[Set exercise] Copy each line exactly.
#### Record extracts
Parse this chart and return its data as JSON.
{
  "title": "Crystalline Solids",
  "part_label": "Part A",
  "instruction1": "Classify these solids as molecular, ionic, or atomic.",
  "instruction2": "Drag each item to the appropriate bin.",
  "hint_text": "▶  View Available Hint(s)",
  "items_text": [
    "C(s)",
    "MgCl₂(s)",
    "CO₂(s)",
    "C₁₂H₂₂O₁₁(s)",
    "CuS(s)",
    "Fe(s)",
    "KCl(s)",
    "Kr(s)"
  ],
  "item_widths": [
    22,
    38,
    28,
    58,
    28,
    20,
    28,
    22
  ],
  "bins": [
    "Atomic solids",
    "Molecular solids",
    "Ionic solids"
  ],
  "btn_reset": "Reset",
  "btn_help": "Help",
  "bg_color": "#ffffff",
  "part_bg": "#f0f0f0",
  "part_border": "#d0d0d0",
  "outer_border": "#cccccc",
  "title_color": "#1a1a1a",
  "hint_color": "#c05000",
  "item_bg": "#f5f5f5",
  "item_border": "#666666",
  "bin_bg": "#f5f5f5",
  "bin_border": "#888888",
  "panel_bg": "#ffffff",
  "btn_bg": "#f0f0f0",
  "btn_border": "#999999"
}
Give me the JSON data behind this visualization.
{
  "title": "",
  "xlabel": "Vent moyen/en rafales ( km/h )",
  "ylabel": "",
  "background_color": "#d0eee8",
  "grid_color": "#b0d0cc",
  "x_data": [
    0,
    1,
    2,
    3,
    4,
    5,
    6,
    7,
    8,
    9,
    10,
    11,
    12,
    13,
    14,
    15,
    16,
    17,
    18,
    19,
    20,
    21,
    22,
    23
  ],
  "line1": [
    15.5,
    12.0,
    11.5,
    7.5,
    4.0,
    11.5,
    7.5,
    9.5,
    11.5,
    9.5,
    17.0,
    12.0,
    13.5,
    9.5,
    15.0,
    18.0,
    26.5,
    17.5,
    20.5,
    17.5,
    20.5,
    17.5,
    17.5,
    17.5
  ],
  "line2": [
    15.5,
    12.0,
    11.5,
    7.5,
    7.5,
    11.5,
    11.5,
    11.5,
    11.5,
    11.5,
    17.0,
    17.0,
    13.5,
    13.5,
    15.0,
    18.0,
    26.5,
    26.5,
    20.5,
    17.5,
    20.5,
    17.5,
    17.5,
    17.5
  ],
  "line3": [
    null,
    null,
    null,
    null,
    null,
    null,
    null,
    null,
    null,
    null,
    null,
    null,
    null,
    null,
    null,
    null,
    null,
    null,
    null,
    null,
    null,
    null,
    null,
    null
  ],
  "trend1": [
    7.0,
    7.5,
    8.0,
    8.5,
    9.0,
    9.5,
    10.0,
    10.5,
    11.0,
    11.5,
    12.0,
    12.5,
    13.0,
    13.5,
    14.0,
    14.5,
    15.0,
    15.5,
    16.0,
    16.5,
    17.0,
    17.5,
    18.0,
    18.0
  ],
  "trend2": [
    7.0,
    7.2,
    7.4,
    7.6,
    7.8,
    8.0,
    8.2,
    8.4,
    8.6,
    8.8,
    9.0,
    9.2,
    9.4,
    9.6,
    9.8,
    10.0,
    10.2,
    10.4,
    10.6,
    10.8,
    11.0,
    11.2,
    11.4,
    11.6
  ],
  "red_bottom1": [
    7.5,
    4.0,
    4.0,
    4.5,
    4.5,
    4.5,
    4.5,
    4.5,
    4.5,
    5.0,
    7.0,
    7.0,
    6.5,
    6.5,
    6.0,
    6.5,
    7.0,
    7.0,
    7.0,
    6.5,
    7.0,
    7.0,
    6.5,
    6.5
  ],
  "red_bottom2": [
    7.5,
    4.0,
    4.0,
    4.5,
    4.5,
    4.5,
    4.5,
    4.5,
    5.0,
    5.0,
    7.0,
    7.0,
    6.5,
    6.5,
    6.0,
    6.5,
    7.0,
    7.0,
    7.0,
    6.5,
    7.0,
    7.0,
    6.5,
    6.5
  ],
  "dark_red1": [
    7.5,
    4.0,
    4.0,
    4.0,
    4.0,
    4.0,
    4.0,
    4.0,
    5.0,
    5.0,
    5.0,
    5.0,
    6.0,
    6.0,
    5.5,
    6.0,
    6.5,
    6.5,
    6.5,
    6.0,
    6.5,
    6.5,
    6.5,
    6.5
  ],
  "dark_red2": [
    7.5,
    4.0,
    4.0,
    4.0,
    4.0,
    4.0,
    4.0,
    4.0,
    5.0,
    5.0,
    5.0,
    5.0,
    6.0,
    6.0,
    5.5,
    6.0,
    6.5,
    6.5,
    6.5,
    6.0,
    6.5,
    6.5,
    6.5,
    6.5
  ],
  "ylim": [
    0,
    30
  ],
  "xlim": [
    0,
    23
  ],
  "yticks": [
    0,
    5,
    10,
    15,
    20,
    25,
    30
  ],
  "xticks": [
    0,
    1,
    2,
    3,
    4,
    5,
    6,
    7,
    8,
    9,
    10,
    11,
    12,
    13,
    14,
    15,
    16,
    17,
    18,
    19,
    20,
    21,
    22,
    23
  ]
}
########
[Result of the exercise]
Parse this chart and return its data as JSON.
{
  "title": "Crystalline Solids",
  "part_label": "Part A",
  "instruction1": "Classify these solids as molecular, ionic, or atomic.",
  "instruction2": "Drag each item to the appropriate bin.",
  "hint_text": "▶  View Available Hint(s)",
  "items_text": [
    "C(s)",
    "MgCl₂(s)",
    "CO₂(s)",
    "C₁₂H₂₂O₁₁(s)",
    "CuS(s)",
    "Fe(s)",
    "KCl(s)",
    "Kr(s)"
  ],
  "item_widths": [
    22,
    38,
    28,
    58,
    28,
    20,
    28,
    22
  ],
  "bins": [
    "Atomic solids",
    "Molecular solids",
    "Ionic solids"
  ],
  "btn_reset": "Reset",
  "btn_help": "Help",
  "bg_color": "#ffffff",
  "part_bg": "#f0f0f0",
  "part_border": "#d0d0d0",
  "outer_border": "#cccccc",
  "title_color": "#1a1a1a",
  "hint_color": "#c05000",
  "item_bg": "#f5f5f5",
  "item_border": "#666666",
  "bin_bg": "#f5f5f5",
  "bin_border": "#888888",
  "panel_bg": "#ffffff",
  "btn_bg": "#f0f0f0",
  "btn_border": "#999999"
}
Give me the JSON data behind this visualization.
{
  "title": "",
  "xlabel": "Vent moyen/en rafales ( km/h )",
  "ylabel": "",
  "background_color": "#d0eee8",
  "grid_color": "#b0d0cc",
  "x_data": [
    0,
    1,
    2,
    3,
    4,
    5,
    6,
    7,
    8,
    9,
    10,
    11,
    12,
    13,
    14,
    15,
    16,
    17,
    18,
    19,
    20,
    21,
    22,
    23
  ],
  "line1": [
    15.5,
    12.0,
    11.5,
    7.5,
    4.0,
    11.5,
    7.5,
    9.5,
    11.5,
    9.5,
    17.0,
    12.0,
    13.5,
    9.5,
    15.0,
    18.0,
    26.5,
    17.5,
    20.5,
    17.5,
    20.5,
    17.5,
    17.5,
    17.5
  ],
  "line2": [
    15.5,
    12.0,
    11.5,
    7.5,
    7.5,
    11.5,
    11.5,
    11.5,
    11.5,
    11.5,
    17.0,
    17.0,
    13.5,
    13.5,
    15.0,
    18.0,
    26.5,
    26.5,
    20.5,
    17.5,
    20.5,
    17.5,
    17.5,
    17.5
  ],
  "line3": [
    null,
    null,
    null,
    null,
    null,
    null,
    null,
    null,
    null,
    null,
    null,
    null,
    null,
    null,
    null,
    null,
    null,
    null,
    null,
    null,
    null,
    null,
    null,
    null
  ],
  "trend1": [
    7.0,
    7.5,
    8.0,
    8.5,
    9.0,
    9.5,
    10.0,
    10.5,
    11.0,
    11.5,
    12.0,
    12.5,
    13.0,
    13.5,
    14.0,
    14.5,
    15.0,
    15.5,
    16.0,
    16.5,
    17.0,
    17.5,
    18.0,
    18.0
  ],
  "trend2": [
    7.0,
    7.2,
    7.4,
    7.6,
    7.8,
    8.0,
    8.2,
    8.4,
    8.6,
    8.8,
    9.0,
    9.2,
    9.4,
    9.6,
    9.8,
    10.0,
    10.2,
    10.4,
    10.6,
    10.8,
    11.0,
    11.2,
    11.4,
    11.6
  ],
  "red_bottom1": [
    7.5,
    4.0,
    4.0,
    4.5,
    4.5,
    4.5,
    4.5,
    4.5,
    4.5,
    5.0,
    7.0,
    7.0,
    6.5,
    6.5,
    6.0,
    6.5,
    7.0,
    7.0,
    7.0,
    6.5,
    7.0,
    7.0,
    6.5,
    6.5
  ],
  "red_bottom2": [
    7.5,
    4.0,
    4.0,
    4.5,
    4.5,
    4.5,
    4.5,
    4.5,
    5.0,
    5.0,
    7.0,
    7.0,
    6.5,
    6.5,
    6.0,
    6.5,
    7.0,
    7.0,
    7.0,
    6.5,
    7.0,
    7.0,
    6.5,
    6.5
  ],
  "dark_red1": [
    7.5,
    4.0,
    4.0,
    4.0,
    4.0,
    4.0,
    4.0,
    4.0,
    5.0,
    5.0,
    5.0,
    5.0,
    6.0,
    6.0,
    5.5,
    6.0,
    6.5,
    6.5,
    6.5,
    6.0,
    6.5,
    6.5,
    6.5,
    6.5
  ],
  "dark_red2": [
    7.5,
    4.0,
    4.0,
    4.0,
    4.0,
    4.0,
    4.0,
    4.0,
    5.0,
    5.0,
    5.0,
    5.0,
    6.0,
    6.0,
    5.5,
    6.0,
    6.5,
    6.5,
    6.5,
    6.0,
    6.5,
    6.5,
    6.5,
    6.5
  ],
  "ylim": [
    0,
    30
  ],
  "xlim": [
    0,
    23
  ],
  "yticks": [
    0,
    5,
    10,
    15,
    20,
    25,
    30
  ],
  "xticks": [
    0,
    1,
    2,
    3,
    4,
    5,
    6,
    7,
    8,
    9,
    10,
    11,
    12,
    13,
    14,
    15,
    16,
    17,
    18,
    19,
    20,
    21,
    22,
    23
  ]
}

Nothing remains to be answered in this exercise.